EXERCISE BRIEF |
From the material below, list every line containing "payishi".

GIVEN DATA |

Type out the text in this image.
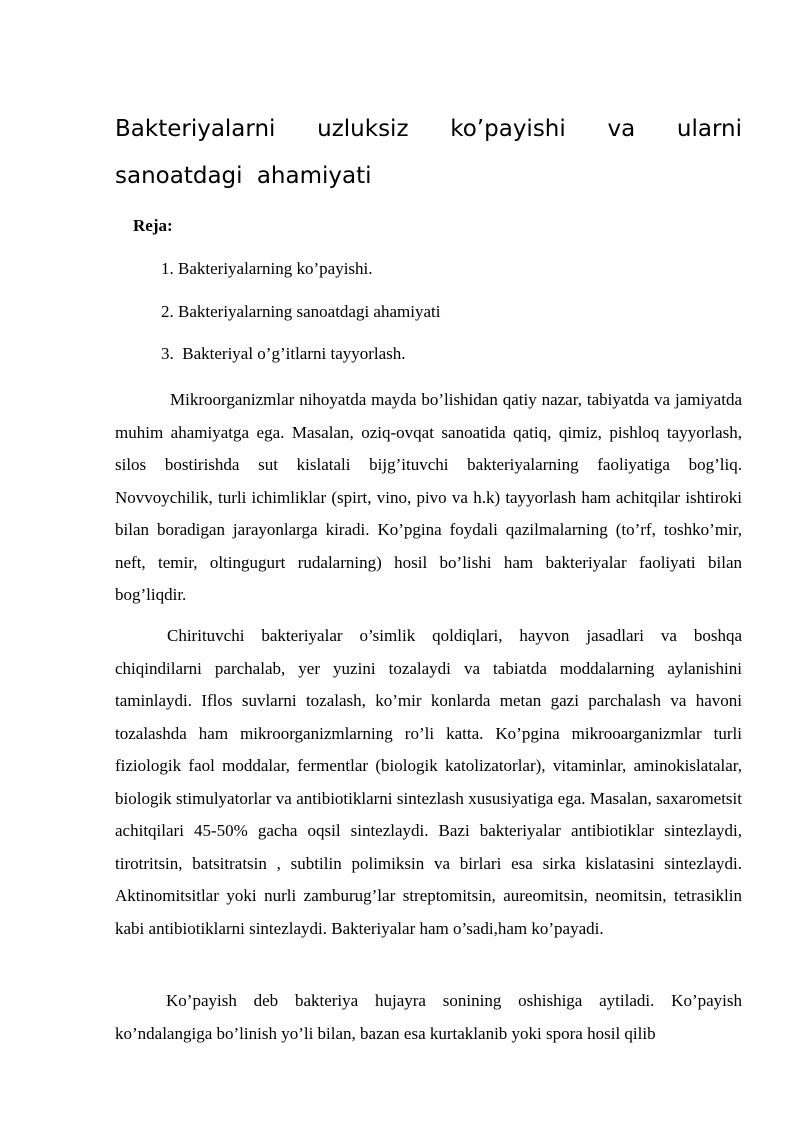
Bakteriyalarni uzluksiz ko’payishi va ularni sanoatdagi ahamiyati
Reja:
1. Bakteriyalarning ko’payishi.
2. Bakteriyalarning sanoatdagi ahamiyati
3.  Bakteriyal o’g’itlarni tayyorlash.

Mikroorganizmlar nihoyatda mayda bo’lishidan qatiy nazar, tabiyatda va jamiyatda muhim ahamiyatga ega. Masalan, oziq-ovqat sanoatida qatiq, qimiz, pishloq tayyorlash, silos bostirishda sut kislatali bijg’ituvchi bakteriyalarning faoliyatiga bog’liq. Novvoychilik, turli ichimliklar (spirt, vino, pivo va h.k) tayyorlash ham achitqilar ishtiroki bilan boradigan jarayonlarga kiradi. Ko’pgina foydali qazilmalarning (to’rf, toshko’mir, neft, temir, oltingugurt rudalarning) hosil bo’lishi ham bakteriyalar faoliyati bilan bog’liqdir.

Chirituvchi bakteriyalar o’simlik qoldiqlari, hayvon jasadlari va boshqa chiqindilarni parchalab, yer yuzini tozalaydi va tabiatda moddalarning aylanishini taminlaydi. Iflos suvlarni tozalash, ko’mir konlarda metan gazi parchalash va havoni tozalashda ham mikroorganizmlarning ro’li katta. Ko’pgina mikrooarganizmlar turli fiziologik faol moddalar, fermentlar (biologik katolizatorlar), vitaminlar, aminokislatalar, biologik stimulyatorlar va antibiotiklarni sintezlash xususiyatiga ega. Masalan, saxarometsit achitqilari 45-50% gacha oqsil sintezlaydi. Bazi bakteriyalar antibiotiklar sintezlaydi, tirotritsin, batsitratsin , subtilin polimiksin va birlari esa sirka kislatasini sintezlaydi. Aktinomitsitlar yoki nurli zamburug’lar streptomitsin, aureomitsin, neomitsin, tetrasiklin kabi antibiotiklarni sintezlaydi. Bakteriyalar ham o’sadi,ham ko’payadi.

Ko’payish deb bakteriya hujayra sonining oshishiga aytiladi. Ko’payish ko’ndalangiga bo’linish yo’li bilan, bazan esa kurtaklanib yoki spora hosil qilib
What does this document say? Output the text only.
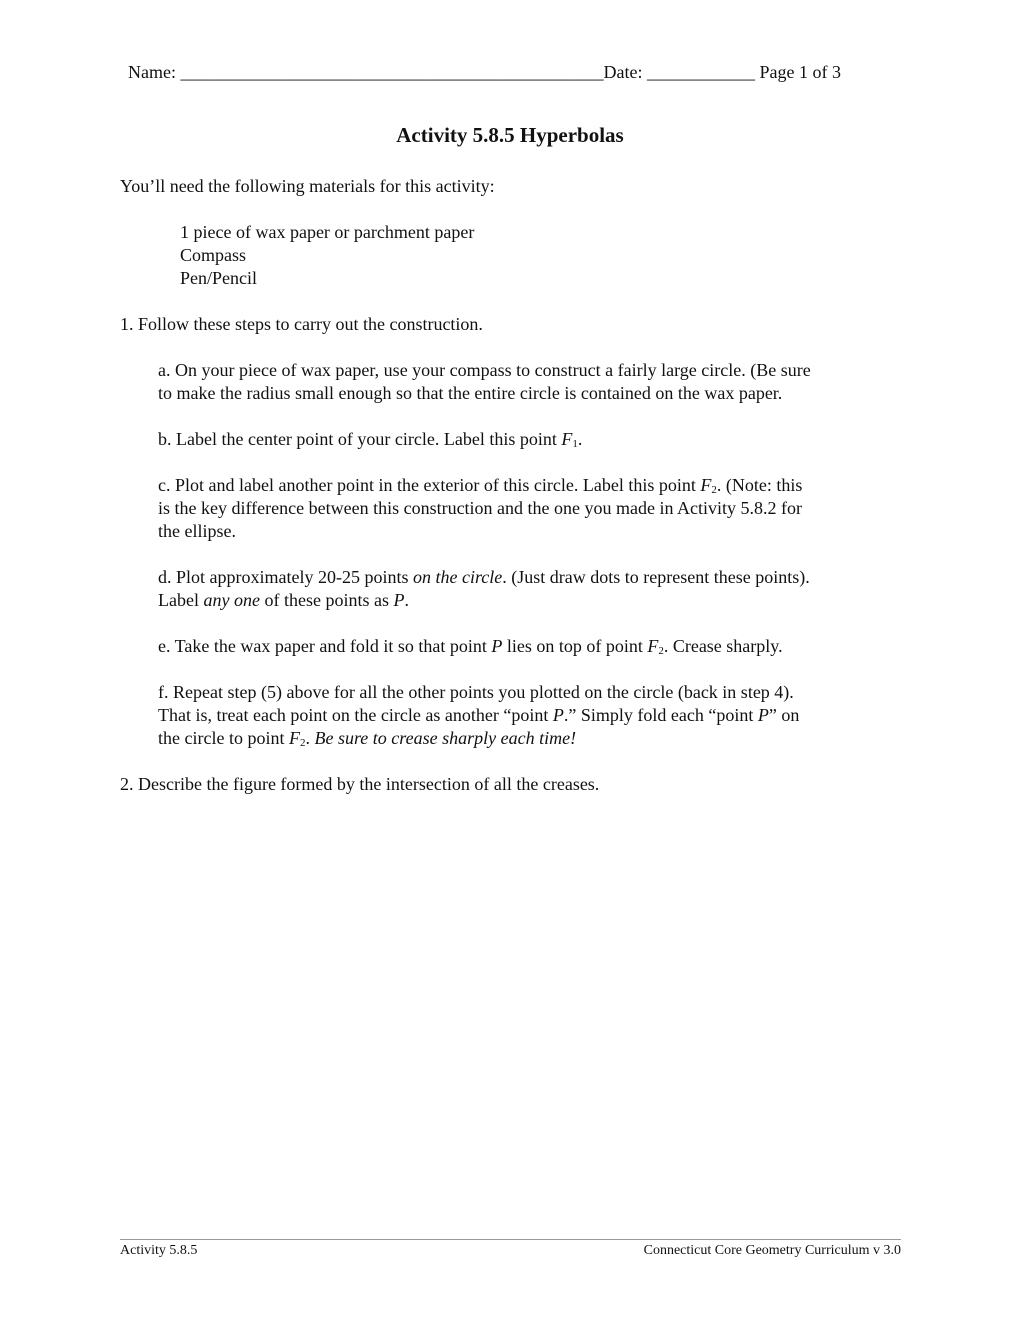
Name: _______________________________________________Date: ____________ Page 1 of 3
Activity 5.8.5 Hyperbolas
You’ll need the following materials for this activity:
1 piece of wax paper or parchment paper
Compass
Pen/Pencil
1. Follow these steps to carry out the construction.
a. On your piece of wax paper, use your compass to construct a fairly large circle. (Be sure
to make the radius small enough so that the entire circle is contained on the wax paper.
b. Label the center point of your circle. Label this point F1.
c. Plot and label another point in the exterior of this circle. Label this point F2. (Note: this
is the key difference between this construction and the one you made in Activity 5.8.2 for
the ellipse.
d. Plot approximately 20-25 points on the circle. (Just draw dots to represent these points).
Label any one of these points as P.
e. Take the wax paper and fold it so that point P lies on top of point F2. Crease sharply.
f. Repeat step (5) above for all the other points you plotted on the circle (back in step 4).
That is, treat each point on the circle as another “point P.” Simply fold each “point P” on
the circle to point F2. Be sure to crease sharply each time!
2. Describe the figure formed by the intersection of all the creases.
Activity 5.8.5	Connecticut Core Geometry Curriculum v 3.0
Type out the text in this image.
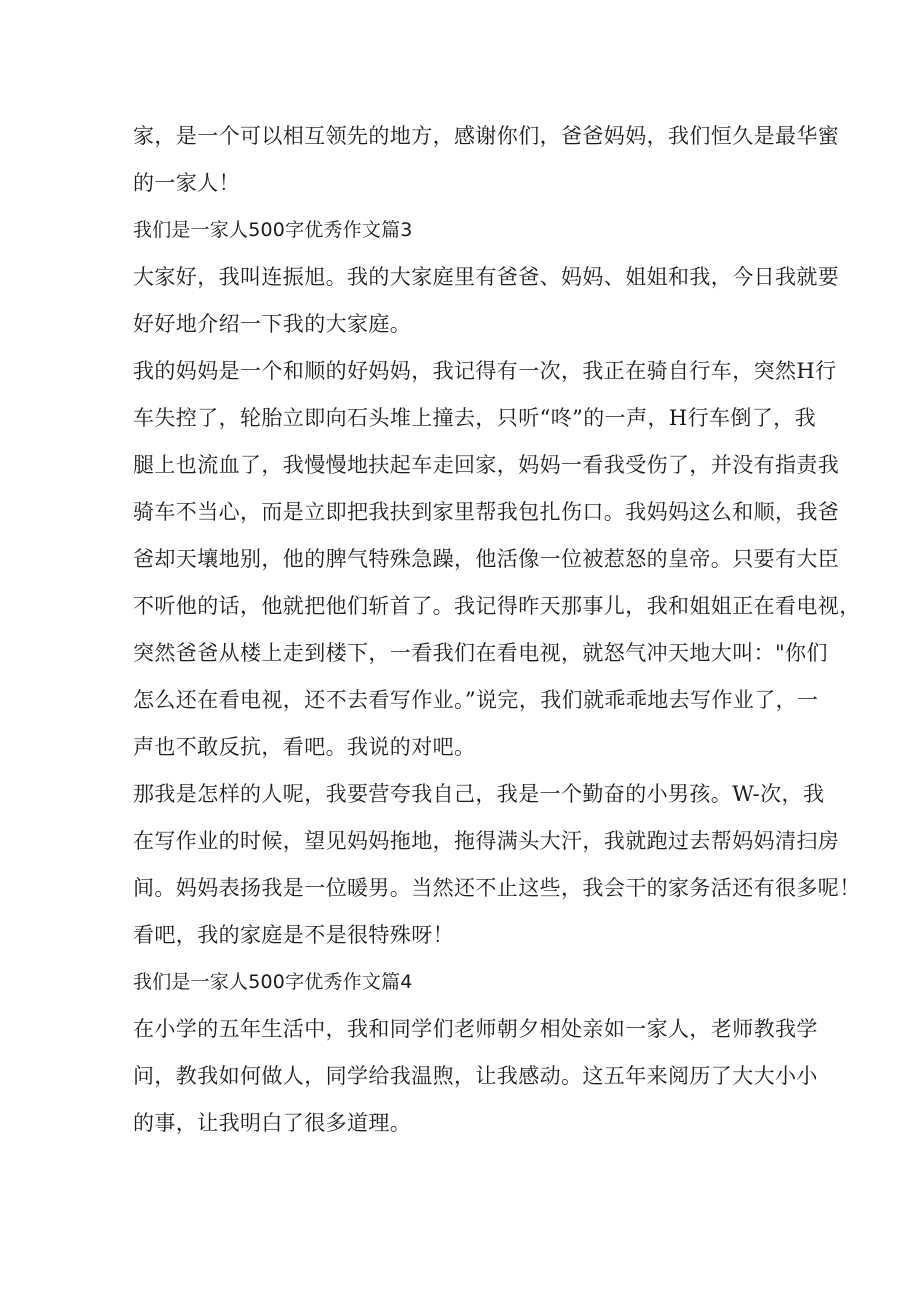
家，是一个可以相互领先的地方，感谢你们，爸爸妈妈，我们恒久是最华蜜
的一家人！
我们是一家人500字优秀作文篇3
大家好，我叫连振旭。我的大家庭里有爸爸、妈妈、姐姐和我，今日我就要
好好地介绍一下我的大家庭。
我的妈妈是一个和顺的好妈妈，我记得有一次，我正在骑自行车，突然H行
车失控了，轮胎立即向石头堆上撞去，只听“咚”的一声，H行车倒了，我
腿上也流血了，我慢慢地扶起车走回家，妈妈一看我受伤了，并没有指责我
骑车不当心，而是立即把我扶到家里帮我包扎伤口。我妈妈这么和顺，我爸
爸却天壤地别，他的脾气特殊急躁，他活像一位被惹怒的皇帝。只要有大臣
不听他的话，他就把他们斩首了。我记得昨天那事儿，我和姐姐正在看电视，
突然爸爸从楼上走到楼下，一看我们在看电视，就怒气冲天地大叫："你们
怎么还在看电视，还不去看写作业。”说完，我们就乖乖地去写作业了，一
声也不敢反抗，看吧。我说的对吧。
那我是怎样的人呢，我要营夸我自己，我是一个勤奋的小男孩。W-次，我
在写作业的时候，望见妈妈拖地，拖得满头大汗，我就跑过去帮妈妈清扫房
间。妈妈表扬我是一位暖男。当然还不止这些，我会干的家务活还有很多呢！
看吧，我的家庭是不是很特殊呀！
我们是一家人500字优秀作文篇4
在小学的五年生活中，我和同学们老师朝夕相处亲如一家人，老师教我学
问，教我如何做人，同学给我温煦，让我感动。这五年来阅历了大大小小
的事，让我明白了很多道理。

ANSWER TO THE PROBLEM |
Bakteriyalarni uzluksiz ko’payishi va ularni sanoatdagi ahamiyati
1. Bakteriyalarning ko’payishi.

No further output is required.